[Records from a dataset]
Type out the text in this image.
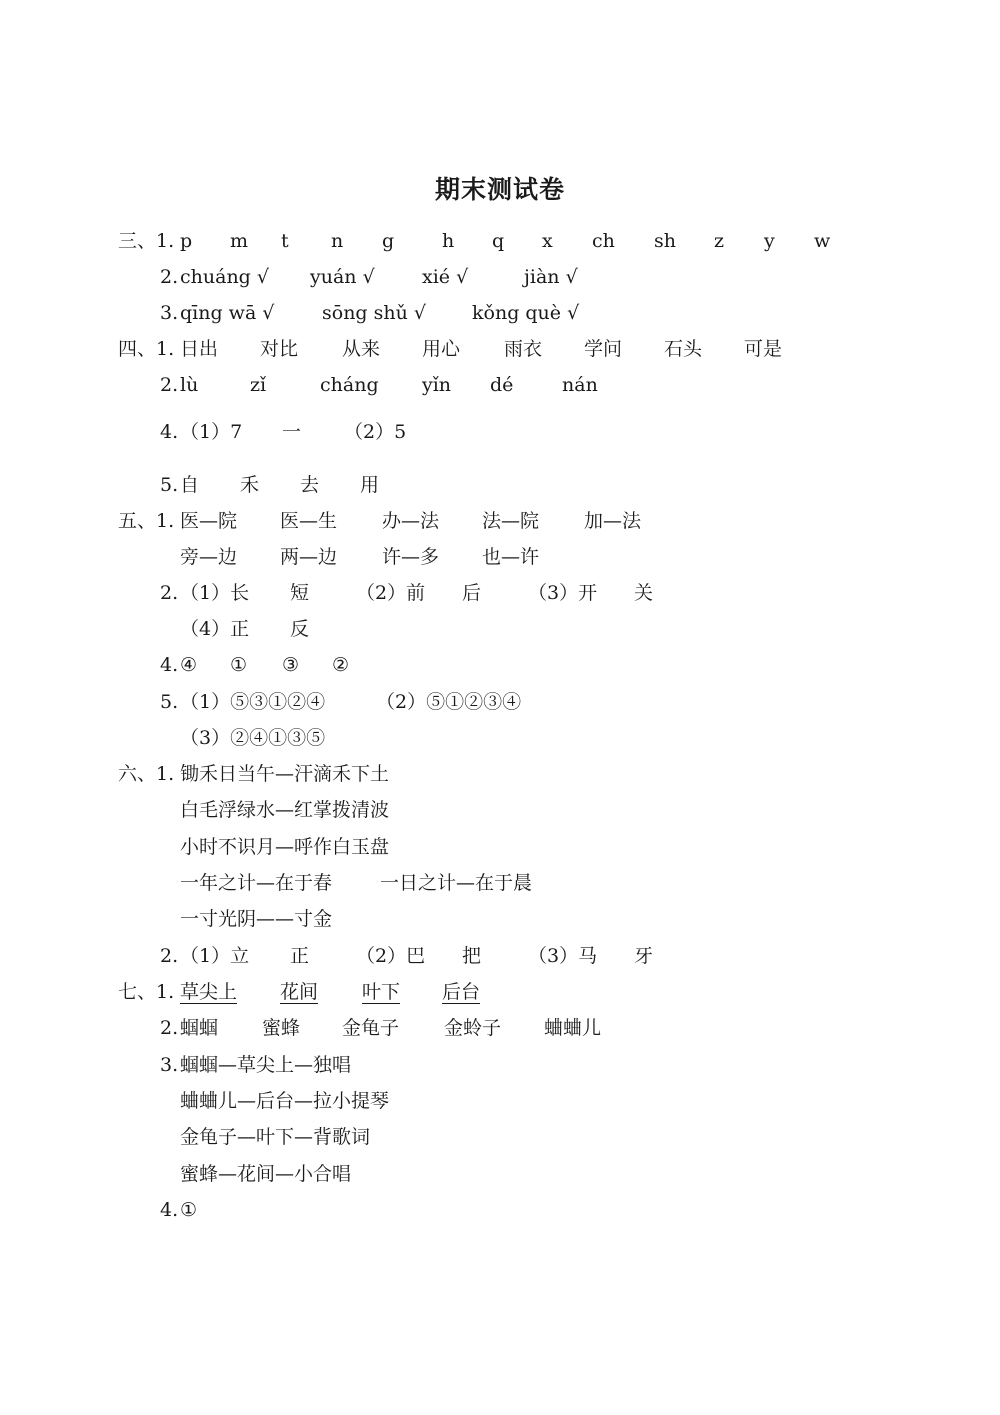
期末测试卷
三、1. p m t n g	h q x ch sh z y w
2. chuáng √ yuán √ xié √	jiàn √
3. qīng wā √	sōng shǔ √ kǒng què √
四、1. 日出 对比 从来 用心 雨衣 学问 石头 可是
2. lù	zǐ	cháng yǐn dé	nán
4. （1）7 一 （2）5
5. 自 禾 去 用
五、1. 医—院 医—生 办—法 法—院 加—法
旁—边 两—边 许—多 也—许
2. （1）长 短 （2）前 后 （3）开 关
（4）正 反
4. ④ ① ③ ②
5. （1）⑤③①②④	（2）⑤①②③④
（3）②④①③⑤
六、1. 锄禾日当午—汗滴禾下土
白毛浮绿水—红掌拨清波
小时不识月—呼作白玉盘
一年之计—在于春	一日之计—在于晨
一寸光阴——寸金
2. （1）立 正 （2）巴 把 （3）马 牙
七、1. 草尖上 花间 叶下 后台
2. 蝈蝈 蜜蜂 金龟子 金蛉子 蛐蛐儿
3. 蝈蝈—草尖上—独唱
蛐蛐儿—后台—拉小提琴
金龟子—叶下—背歌词
蜜蜂—花间—小合唱
4. ①
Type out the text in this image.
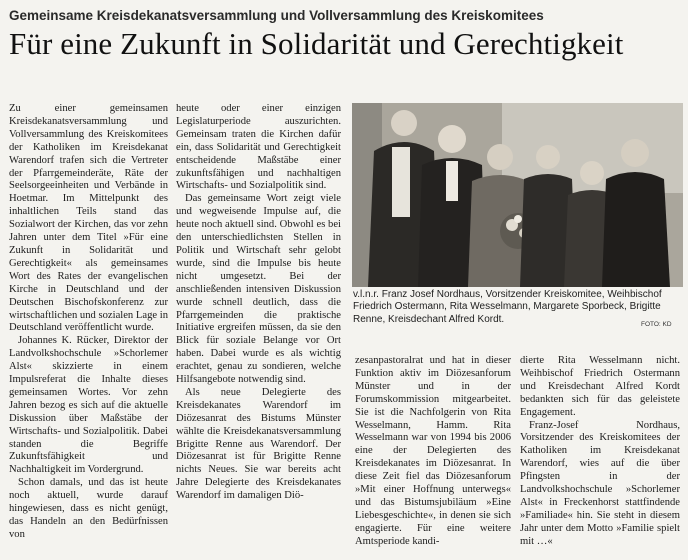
Gemeinsame Kreisdekanatsversammlung und Vollversammlung des Kreiskomitees
Für eine Zukunft in Solidarität und Gerechtigkeit

Zu einer gemeinsamen Kreisdekanatsversammlung und Vollversammlung des Kreiskomitees der Katholiken im Kreisdekanat Warendorf trafen sich die Vertreter der Pfarrgemeinderäte, Räte der Seelsorgeeinheiten und Verbände in Hoetmar. Im Mittelpunkt des inhaltlichen Teils stand das Sozialwort der Kirchen, das vor zehn Jahren unter dem Titel »Für eine Zukunft in Solidarität und Gerechtigkeit« als gemeinsames Wort des Rates der evangelischen Kirche in Deutschland und der Deutschen Bischofskonferenz zur wirtschaftlichen und sozialen Lage in Deutschland veröffentlicht wurde.

Johannes K. Rücker, Direktor der Landvolkshochschule »Schorlemer Alst« skizzierte in einem Impulsreferat die Inhalte dieses gemeinsamen Wortes. Vor zehn Jahren bezog es sich auf die aktuelle Diskussion über Maßstäbe der Wirtschafts- und Sozialpolitik. Dabei standen die Begriffe Zukunftsfähigkeit und Nachhaltigkeit im Vordergrund.

Schon damals, und das ist heute noch aktuell, wurde darauf hingewiesen, dass es nicht genügt, das Handeln an den Bedürfnissen von

heute oder einer einzigen Legislaturperiode auszurichten. Gemeinsam traten die Kirchen dafür ein, dass Solidarität und Gerechtigkeit entscheidende Maßstäbe einer zukunftsfähigen und nachhaltigen Wirtschafts- und Sozialpolitik sind.

Das gemeinsame Wort zeigt viele und wegweisende Impulse auf, die heute noch aktuell sind. Obwohl es bei den unterschiedlichsten Stellen in Politik und Wirtschaft sehr gelobt wurde, sind die Impulse bis heute nicht umgesetzt. Bei der anschließenden intensiven Diskussion wurde schnell deutlich, dass die Pfarrgemeinden die praktische Initiative ergreifen müssen, da sie den Blick für soziale Belange vor Ort haben. Dabei wurde es als wichtig erachtet, genau zu sondieren, welche Hilfsangebote notwendig sind.

Als neue Delegierte des Kreisdekanates Warendorf im Diözesanrat des Bistums Münster wählte die Kreisdekanatsversammlung Brigitte Renne aus Warendorf. Der Diözesanrat ist für Brigitte Renne nichts Neues. Sie war bereits acht Jahre Delegierte des Kreisdekanates Warendorf im damaligen Diö-

v.l.n.r. Franz Josef Nordhaus, Vorsitzender Kreiskomitee, Weihbischof Friedrich Ostermann, Rita Wesselmann, Margarete Sporbeck, Brigitte Renne, Kreisdechant Alfred Kordt.	FOTO: KD

zesanpastoralrat und hat in dieser Funktion aktiv im Diözesanforum Münster und in der Forumskommission mitgearbeitet. Sie ist die Nachfolgerin von Rita Wesselmann, Hamm. Rita Wesselmann war von 1994 bis 2006 eine der Delegierten des Kreisdekanates im Diözesanrat. In diese Zeit fiel das Diözesanforum »Mit einer Hoffnung unterwegs« und das Bistumsjubiläum »Eine Liebesgeschichte«, in denen sie sich engagierte. Für eine weitere Amtsperiode kandi-

dierte Rita Wesselmann nicht. Weihbischof Friedrich Ostermann und Kreisdechant Alfred Kordt bedankten sich für das geleistete Engagement.

Franz-Josef Nordhaus, Vorsitzender des Kreiskomitees der Katholiken im Kreisdekanat Warendorf, wies auf die über Pfingsten in der Landvolkshochschule »Schorlemer Alst« in Freckenhorst stattfindende »Familiade« hin. Sie steht in diesem Jahr unter dem Motto »Familie spielt mit …«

§ **The problem**
Copy every line in the entries above that has the string "Maßstäbe" in it.

§ **Finished task**
Johannes K. Rücker, Direktor der Landvolkshochschule »Schorlemer Alst« skizzierte in einem Impulsreferat die Inhalte dieses gemeinsamen Wortes. Vor zehn Jahren bezog es sich auf die aktuelle Diskussion über Maßstäbe der Wirtschafts- und Sozialpolitik. Dabei standen die Begriffe Zukunftsfähigkeit und Nachhaltigkeit im Vordergrund.
heute oder einer einzigen Legislaturperiode auszurichten. Gemeinsam traten die Kirchen dafür ein, dass Solidarität und Gerechtigkeit entscheidende Maßstäbe einer zukunftsfähigen und nachhaltigen Wirtschafts- und Sozialpolitik sind.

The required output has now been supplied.